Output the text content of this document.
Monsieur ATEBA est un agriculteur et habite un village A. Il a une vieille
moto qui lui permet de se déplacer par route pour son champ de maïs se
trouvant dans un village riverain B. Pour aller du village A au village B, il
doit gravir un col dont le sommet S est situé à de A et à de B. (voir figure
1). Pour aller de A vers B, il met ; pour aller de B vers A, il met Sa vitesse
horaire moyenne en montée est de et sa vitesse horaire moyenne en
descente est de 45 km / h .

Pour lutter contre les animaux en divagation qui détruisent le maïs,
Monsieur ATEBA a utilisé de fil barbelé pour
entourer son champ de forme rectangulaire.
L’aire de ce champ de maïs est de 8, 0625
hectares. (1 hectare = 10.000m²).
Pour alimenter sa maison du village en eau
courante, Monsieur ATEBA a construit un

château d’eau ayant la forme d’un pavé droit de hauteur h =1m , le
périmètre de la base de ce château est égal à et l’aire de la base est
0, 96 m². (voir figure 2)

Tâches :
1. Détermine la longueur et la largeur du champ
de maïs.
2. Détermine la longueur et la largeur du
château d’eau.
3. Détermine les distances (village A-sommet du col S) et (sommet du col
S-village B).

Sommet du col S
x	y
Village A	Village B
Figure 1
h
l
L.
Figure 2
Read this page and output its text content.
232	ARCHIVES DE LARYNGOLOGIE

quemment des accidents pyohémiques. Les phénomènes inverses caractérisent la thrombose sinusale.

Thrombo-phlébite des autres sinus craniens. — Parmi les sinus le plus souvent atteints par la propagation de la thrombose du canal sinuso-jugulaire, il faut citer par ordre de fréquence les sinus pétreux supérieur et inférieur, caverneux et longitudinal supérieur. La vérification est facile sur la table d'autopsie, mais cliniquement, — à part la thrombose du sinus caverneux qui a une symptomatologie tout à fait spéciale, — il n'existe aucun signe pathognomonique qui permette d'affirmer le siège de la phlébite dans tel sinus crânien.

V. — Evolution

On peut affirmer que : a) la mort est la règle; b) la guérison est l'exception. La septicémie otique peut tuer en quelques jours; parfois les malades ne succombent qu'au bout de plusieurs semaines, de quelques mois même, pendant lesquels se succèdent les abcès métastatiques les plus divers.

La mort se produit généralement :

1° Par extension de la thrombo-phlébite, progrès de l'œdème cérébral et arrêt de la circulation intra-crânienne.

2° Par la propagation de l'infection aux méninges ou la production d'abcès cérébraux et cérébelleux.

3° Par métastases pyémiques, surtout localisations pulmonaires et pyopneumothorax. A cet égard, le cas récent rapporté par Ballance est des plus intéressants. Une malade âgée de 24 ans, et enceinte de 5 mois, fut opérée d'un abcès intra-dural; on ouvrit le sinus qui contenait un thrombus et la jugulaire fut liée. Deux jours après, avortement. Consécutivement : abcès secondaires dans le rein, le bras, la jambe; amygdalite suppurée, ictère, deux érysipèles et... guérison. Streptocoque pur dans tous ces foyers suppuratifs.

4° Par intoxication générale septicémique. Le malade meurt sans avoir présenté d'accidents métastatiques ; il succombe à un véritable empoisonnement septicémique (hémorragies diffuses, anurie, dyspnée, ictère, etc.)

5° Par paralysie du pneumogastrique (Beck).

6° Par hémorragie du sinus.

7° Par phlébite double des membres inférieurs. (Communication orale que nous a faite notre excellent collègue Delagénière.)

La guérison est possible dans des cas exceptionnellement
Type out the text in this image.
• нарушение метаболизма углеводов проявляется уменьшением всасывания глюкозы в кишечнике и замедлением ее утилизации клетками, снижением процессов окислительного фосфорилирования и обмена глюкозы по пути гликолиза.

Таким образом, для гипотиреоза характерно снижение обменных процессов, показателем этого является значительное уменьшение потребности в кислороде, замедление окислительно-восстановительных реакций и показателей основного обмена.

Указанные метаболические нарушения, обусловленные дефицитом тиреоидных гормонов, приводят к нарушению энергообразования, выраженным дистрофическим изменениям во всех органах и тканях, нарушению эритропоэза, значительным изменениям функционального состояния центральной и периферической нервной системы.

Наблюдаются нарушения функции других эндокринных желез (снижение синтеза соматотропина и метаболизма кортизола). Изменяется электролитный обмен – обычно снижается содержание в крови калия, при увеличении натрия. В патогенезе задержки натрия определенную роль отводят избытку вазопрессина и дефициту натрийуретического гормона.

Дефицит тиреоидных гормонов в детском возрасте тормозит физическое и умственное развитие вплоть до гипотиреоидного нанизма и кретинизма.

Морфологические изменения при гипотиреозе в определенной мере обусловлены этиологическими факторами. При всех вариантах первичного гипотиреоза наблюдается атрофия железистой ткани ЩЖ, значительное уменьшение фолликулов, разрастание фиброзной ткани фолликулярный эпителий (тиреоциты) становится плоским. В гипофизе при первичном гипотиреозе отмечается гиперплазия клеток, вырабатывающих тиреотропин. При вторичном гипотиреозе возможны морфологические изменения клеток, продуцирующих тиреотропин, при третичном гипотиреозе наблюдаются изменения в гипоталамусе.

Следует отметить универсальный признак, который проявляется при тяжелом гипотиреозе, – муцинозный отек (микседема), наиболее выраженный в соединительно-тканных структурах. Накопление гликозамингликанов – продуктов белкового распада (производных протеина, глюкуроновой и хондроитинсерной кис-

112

──────────

Written problem: Quote the whole listing above, leaving nothing out.

Result:
Output the text content of this document.
Monsieur ATEBA est un agriculteur et habite un village A. Il a une vieille
moto qui lui permet de se déplacer par route pour son champ de maïs se
trouvant dans un village riverain B. Pour aller du village A au village B, il
doit gravir un col dont le sommet S est situé à de A et à de B. (voir figure
1). Pour aller de A vers B, il met ; pour aller de B vers A, il met Sa vitesse
horaire moyenne en montée est de et sa vitesse horaire moyenne en
descente est de 45 km / h .

Pour lutter contre les animaux en divagation qui détruisent le maïs,
Monsieur ATEBA a utilisé de fil barbelé pour
entourer son champ de forme rectangulaire.
L’aire de ce champ de maïs est de 8, 0625
hectares. (1 hectare = 10.000m²).
Pour alimenter sa maison du village en eau
courante, Monsieur ATEBA a construit un

château d’eau ayant la forme d’un pavé droit de hauteur h =1m , le
périmètre de la base de ce château est égal à et l’aire de la base est
0, 96 m². (voir figure 2)

Tâches :
1. Détermine la longueur et la largeur du champ
de maïs.
2. Détermine la longueur et la largeur du
château d’eau.
3. Détermine les distances (village A-sommet du col S) et (sommet du col
S-village B).

Sommet du col S
x	y
Village A	Village B
Figure 1
h
l
L.
Figure 2
Read this page and output its text content.
232	ARCHIVES DE LARYNGOLOGIE

quemment des accidents pyohémiques. Les phénomènes inverses caractérisent la thrombose sinusale.

Thrombo-phlébite des autres sinus craniens. — Parmi les sinus le plus souvent atteints par la propagation de la thrombose du canal sinuso-jugulaire, il faut citer par ordre de fréquence les sinus pétreux supérieur et inférieur, caverneux et longitudinal supérieur. La vérification est facile sur la table d'autopsie, mais cliniquement, — à part la thrombose du sinus caverneux qui a une symptomatologie tout à fait spéciale, — il n'existe aucun signe pathognomonique qui permette d'affirmer le siège de la phlébite dans tel sinus crânien.

V. — Evolution

On peut affirmer que : a) la mort est la règle; b) la guérison est l'exception. La septicémie otique peut tuer en quelques jours; parfois les malades ne succombent qu'au bout de plusieurs semaines, de quelques mois même, pendant lesquels se succèdent les abcès métastatiques les plus divers.

La mort se produit généralement :

1° Par extension de la thrombo-phlébite, progrès de l'œdème cérébral et arrêt de la circulation intra-crânienne.

2° Par la propagation de l'infection aux méninges ou la production d'abcès cérébraux et cérébelleux.

3° Par métastases pyémiques, surtout localisations pulmonaires et pyopneumothorax. A cet égard, le cas récent rapporté par Ballance est des plus intéressants. Une malade âgée de 24 ans, et enceinte de 5 mois, fut opérée d'un abcès intra-dural; on ouvrit le sinus qui contenait un thrombus et la jugulaire fut liée. Deux jours après, avortement. Consécutivement : abcès secondaires dans le rein, le bras, la jambe; amygdalite suppurée, ictère, deux érysipèles et... guérison. Streptocoque pur dans tous ces foyers suppuratifs.

4° Par intoxication générale septicémique. Le malade meurt sans avoir présenté d'accidents métastatiques ; il succombe à un véritable empoisonnement septicémique (hémorragies diffuses, anurie, dyspnée, ictère, etc.)

5° Par paralysie du pneumogastrique (Beck).

6° Par hémorragie du sinus.

7° Par phlébite double des membres inférieurs. (Communication orale que nous a faite notre excellent collègue Delagénière.)

La guérison est possible dans des cas exceptionnellement
Type out the text in this image.
• нарушение метаболизма углеводов проявляется уменьшением всасывания глюкозы в кишечнике и замедлением ее утилизации клетками, снижением процессов окислительного фосфорилирования и обмена глюкозы по пути гликолиза.

Таким образом, для гипотиреоза характерно снижение обменных процессов, показателем этого является значительное уменьшение потребности в кислороде, замедление окислительно-восстановительных реакций и показателей основного обмена.

Указанные метаболические нарушения, обусловленные дефицитом тиреоидных гормонов, приводят к нарушению энергообразования, выраженным дистрофическим изменениям во всех органах и тканях, нарушению эритропоэза, значительным изменениям функционального состояния центральной и периферической нервной системы.

Наблюдаются нарушения функции других эндокринных желез (снижение синтеза соматотропина и метаболизма кортизола). Изменяется электролитный обмен – обычно снижается содержание в крови калия, при увеличении натрия. В патогенезе задержки натрия определенную роль отводят избытку вазопрессина и дефициту натрийуретического гормона.

Дефицит тиреоидных гормонов в детском возрасте тормозит физическое и умственное развитие вплоть до гипотиреоидного нанизма и кретинизма.

Морфологические изменения при гипотиреозе в определенной мере обусловлены этиологическими факторами. При всех вариантах первичного гипотиреоза наблюдается атрофия железистой ткани ЩЖ, значительное уменьшение фолликулов, разрастание фиброзной ткани фолликулярный эпителий (тиреоциты) становится плоским. В гипофизе при первичном гипотиреозе отмечается гиперплазия клеток, вырабатывающих тиреотропин. При вторичном гипотиреозе возможны морфологические изменения клеток, продуцирующих тиреотропин, при третичном гипотиреозе наблюдаются изменения в гипоталамусе.

Следует отметить универсальный признак, который проявляется при тяжелом гипотиреозе, – муцинозный отек (микседема), наиболее выраженный в соединительно-тканных структурах. Накопление гликозамингликанов – продуктов белкового распада (производных протеина, глюкуроновой и хондроитинсерной кис-

112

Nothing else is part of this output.